▼

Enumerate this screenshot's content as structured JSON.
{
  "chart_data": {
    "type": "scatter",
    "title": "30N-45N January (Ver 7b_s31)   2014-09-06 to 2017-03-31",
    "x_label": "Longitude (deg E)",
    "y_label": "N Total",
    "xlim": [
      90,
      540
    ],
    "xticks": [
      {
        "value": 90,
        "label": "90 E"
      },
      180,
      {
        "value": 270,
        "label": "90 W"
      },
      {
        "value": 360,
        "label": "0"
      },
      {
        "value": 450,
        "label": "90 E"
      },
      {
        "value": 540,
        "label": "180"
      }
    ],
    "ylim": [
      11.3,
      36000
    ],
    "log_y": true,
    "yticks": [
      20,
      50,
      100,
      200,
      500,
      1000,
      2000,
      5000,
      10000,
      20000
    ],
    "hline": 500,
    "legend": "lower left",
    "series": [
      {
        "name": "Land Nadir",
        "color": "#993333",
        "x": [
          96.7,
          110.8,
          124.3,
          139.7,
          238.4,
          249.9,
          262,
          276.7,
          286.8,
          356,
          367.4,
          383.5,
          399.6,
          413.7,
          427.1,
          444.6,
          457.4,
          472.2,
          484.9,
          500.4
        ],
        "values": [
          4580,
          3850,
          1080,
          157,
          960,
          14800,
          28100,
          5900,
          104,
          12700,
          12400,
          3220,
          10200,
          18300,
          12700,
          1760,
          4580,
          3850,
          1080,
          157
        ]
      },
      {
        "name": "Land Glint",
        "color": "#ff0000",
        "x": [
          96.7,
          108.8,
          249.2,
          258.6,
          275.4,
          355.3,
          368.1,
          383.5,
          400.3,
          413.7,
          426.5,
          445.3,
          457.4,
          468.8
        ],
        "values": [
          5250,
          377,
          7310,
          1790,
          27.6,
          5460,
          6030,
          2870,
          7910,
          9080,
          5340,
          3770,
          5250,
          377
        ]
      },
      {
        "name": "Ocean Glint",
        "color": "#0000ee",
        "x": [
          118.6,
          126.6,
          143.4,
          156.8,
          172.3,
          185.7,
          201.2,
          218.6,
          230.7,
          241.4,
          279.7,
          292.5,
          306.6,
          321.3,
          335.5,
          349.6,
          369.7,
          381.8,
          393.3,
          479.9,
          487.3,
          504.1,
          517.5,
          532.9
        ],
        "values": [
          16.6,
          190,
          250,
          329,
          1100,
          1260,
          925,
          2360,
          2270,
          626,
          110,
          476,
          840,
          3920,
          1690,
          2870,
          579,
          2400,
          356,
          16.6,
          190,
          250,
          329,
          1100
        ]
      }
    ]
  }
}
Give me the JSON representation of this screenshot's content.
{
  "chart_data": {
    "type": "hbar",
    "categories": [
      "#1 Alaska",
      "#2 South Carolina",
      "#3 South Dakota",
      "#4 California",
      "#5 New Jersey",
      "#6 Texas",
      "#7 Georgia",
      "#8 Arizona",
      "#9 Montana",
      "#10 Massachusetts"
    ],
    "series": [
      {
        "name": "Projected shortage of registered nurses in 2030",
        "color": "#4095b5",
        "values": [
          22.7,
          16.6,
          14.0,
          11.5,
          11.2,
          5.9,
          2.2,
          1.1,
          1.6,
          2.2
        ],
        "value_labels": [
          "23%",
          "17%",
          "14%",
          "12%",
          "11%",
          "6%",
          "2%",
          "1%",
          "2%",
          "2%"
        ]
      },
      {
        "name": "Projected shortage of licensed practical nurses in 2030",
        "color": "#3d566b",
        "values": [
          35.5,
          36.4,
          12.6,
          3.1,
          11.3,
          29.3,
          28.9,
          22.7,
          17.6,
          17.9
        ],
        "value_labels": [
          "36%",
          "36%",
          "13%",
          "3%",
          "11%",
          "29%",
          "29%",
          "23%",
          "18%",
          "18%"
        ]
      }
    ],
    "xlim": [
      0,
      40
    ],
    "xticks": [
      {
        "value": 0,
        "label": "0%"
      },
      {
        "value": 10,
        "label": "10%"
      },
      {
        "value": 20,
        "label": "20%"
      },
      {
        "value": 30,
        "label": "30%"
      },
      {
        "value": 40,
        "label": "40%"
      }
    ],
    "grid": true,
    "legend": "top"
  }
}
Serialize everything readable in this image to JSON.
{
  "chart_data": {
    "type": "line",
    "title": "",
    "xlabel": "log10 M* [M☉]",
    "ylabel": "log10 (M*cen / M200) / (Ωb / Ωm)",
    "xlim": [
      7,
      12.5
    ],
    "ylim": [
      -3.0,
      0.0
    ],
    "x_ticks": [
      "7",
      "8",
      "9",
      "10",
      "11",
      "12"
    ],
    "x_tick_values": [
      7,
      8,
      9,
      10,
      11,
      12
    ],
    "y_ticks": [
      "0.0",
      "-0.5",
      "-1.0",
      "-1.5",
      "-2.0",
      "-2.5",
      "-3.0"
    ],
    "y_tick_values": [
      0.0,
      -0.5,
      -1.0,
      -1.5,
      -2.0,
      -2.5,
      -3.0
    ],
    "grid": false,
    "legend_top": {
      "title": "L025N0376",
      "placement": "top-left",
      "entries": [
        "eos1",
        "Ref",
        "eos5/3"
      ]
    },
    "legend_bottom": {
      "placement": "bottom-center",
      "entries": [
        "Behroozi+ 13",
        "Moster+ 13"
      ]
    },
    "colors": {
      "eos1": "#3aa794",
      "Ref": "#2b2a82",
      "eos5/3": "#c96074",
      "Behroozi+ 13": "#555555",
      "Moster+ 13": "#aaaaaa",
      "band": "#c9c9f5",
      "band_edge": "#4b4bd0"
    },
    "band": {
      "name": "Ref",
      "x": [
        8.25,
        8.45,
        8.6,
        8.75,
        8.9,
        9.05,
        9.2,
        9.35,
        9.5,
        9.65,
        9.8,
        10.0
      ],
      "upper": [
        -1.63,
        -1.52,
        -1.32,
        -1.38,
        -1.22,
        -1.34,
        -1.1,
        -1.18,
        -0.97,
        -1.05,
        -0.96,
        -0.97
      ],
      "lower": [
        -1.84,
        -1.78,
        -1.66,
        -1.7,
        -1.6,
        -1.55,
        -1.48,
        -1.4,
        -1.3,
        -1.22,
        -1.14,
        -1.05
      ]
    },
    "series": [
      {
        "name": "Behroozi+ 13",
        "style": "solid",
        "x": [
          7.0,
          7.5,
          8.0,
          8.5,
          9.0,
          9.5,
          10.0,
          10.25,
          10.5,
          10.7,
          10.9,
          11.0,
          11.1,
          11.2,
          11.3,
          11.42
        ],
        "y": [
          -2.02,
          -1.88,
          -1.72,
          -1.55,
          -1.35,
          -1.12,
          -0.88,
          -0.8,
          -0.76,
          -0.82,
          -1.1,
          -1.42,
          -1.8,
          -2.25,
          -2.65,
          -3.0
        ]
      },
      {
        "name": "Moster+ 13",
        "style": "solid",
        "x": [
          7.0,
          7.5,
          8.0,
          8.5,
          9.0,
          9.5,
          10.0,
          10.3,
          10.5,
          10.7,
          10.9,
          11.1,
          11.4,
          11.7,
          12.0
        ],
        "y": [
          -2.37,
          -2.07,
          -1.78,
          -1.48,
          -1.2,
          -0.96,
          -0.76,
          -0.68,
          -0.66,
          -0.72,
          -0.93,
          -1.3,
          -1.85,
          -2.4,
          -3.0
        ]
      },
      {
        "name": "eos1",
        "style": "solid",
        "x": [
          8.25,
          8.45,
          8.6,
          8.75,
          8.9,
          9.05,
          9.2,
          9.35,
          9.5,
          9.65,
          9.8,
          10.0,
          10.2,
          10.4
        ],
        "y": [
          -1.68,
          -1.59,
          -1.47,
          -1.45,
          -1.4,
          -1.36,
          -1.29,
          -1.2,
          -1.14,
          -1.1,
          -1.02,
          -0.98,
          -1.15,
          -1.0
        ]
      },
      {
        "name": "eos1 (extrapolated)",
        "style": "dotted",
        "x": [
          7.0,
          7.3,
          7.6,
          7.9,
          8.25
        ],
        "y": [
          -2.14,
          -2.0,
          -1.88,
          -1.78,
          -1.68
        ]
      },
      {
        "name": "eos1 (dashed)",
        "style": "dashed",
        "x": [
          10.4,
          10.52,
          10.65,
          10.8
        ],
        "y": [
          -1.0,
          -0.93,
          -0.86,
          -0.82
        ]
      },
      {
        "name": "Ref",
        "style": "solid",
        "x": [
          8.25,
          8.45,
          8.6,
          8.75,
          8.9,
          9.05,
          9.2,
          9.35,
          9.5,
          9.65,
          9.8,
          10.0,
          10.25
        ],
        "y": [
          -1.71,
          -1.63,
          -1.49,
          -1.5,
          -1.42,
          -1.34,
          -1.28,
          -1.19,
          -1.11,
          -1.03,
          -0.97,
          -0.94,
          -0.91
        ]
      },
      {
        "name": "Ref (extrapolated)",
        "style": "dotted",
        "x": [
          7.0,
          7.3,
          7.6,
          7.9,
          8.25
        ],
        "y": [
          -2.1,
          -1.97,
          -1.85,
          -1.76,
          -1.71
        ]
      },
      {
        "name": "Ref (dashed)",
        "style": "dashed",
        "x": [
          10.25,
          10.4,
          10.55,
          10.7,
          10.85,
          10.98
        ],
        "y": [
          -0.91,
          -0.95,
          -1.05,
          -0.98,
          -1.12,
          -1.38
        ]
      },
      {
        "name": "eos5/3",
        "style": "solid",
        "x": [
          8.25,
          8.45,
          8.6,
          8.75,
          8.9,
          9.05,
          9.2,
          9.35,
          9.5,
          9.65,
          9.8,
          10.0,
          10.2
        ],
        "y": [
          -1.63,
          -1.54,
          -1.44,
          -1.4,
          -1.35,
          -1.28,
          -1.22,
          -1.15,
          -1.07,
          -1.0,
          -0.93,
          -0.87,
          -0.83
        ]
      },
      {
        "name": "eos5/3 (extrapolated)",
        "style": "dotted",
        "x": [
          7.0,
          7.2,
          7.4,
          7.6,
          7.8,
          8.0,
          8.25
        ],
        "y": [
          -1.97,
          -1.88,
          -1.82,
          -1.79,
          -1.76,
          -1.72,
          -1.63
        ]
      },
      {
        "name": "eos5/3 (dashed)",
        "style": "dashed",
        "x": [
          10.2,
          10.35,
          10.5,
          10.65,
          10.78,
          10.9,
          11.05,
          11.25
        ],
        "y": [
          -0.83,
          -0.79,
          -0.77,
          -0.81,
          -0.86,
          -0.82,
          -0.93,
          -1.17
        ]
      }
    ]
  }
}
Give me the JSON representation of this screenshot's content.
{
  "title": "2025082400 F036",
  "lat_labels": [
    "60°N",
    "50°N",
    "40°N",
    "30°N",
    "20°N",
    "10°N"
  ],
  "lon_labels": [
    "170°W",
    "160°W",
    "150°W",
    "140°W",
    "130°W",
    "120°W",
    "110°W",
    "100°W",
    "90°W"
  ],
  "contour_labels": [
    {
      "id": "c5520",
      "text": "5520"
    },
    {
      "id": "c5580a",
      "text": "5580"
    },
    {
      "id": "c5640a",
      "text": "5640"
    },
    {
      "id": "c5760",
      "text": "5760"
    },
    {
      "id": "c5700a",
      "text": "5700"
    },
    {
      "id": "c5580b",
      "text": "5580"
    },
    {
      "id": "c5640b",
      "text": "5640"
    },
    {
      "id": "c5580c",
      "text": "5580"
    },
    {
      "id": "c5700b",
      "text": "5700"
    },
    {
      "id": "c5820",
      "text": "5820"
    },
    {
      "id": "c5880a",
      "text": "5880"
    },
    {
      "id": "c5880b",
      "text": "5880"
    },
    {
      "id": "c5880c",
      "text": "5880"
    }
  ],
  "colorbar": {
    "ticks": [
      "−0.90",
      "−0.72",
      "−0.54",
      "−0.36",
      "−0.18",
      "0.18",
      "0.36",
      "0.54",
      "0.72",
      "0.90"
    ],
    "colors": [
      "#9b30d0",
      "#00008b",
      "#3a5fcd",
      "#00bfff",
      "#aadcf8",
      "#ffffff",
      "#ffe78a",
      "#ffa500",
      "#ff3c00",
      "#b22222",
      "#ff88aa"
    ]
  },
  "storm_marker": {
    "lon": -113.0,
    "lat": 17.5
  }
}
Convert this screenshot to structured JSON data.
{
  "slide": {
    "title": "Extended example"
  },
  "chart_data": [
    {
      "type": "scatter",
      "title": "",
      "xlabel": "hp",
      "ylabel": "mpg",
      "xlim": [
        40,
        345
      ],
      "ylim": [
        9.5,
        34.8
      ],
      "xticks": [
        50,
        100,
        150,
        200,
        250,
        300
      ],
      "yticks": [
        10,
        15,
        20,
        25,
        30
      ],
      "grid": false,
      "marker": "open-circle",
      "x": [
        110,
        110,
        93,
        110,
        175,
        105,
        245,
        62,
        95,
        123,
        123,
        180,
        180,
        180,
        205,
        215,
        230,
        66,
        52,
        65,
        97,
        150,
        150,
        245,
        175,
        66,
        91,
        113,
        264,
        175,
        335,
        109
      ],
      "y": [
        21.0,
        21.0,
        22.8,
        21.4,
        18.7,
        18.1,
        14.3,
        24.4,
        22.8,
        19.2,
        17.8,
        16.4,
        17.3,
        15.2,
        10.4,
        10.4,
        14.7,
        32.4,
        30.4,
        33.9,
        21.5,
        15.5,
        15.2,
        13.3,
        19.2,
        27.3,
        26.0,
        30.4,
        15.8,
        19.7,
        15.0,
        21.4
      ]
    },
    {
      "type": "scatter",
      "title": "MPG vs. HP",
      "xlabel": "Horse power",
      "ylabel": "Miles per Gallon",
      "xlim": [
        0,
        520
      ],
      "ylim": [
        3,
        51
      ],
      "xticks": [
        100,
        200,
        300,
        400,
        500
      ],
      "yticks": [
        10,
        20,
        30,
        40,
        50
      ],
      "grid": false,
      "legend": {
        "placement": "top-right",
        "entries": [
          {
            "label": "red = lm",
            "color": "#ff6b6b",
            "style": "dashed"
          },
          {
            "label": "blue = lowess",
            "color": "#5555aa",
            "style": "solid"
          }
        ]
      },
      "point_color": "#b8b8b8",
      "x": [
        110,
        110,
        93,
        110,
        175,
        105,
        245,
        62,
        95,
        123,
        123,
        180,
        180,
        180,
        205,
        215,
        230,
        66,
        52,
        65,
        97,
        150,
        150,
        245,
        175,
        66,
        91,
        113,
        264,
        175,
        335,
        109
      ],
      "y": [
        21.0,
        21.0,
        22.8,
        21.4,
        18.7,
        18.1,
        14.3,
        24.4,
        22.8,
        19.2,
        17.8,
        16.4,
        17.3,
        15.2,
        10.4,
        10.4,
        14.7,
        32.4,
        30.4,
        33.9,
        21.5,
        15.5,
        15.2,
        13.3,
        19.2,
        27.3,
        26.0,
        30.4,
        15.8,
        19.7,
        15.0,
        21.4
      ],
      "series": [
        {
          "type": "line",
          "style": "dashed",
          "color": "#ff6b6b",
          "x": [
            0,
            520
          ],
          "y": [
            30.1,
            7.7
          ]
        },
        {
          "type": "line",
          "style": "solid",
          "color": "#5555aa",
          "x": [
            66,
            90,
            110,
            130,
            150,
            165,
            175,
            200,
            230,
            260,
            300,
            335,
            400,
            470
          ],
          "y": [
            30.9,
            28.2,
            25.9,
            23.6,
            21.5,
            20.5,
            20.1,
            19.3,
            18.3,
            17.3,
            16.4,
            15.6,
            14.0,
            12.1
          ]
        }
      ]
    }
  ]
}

▲

#### [The request]
Search the data above for the string "extrapolated" and copy each line that has it.

#### [The reply]
        "name": "eos1 (extrapolated)",
        "name": "Ref (extrapolated)",
        "name": "eos5/3 (extrapolated)",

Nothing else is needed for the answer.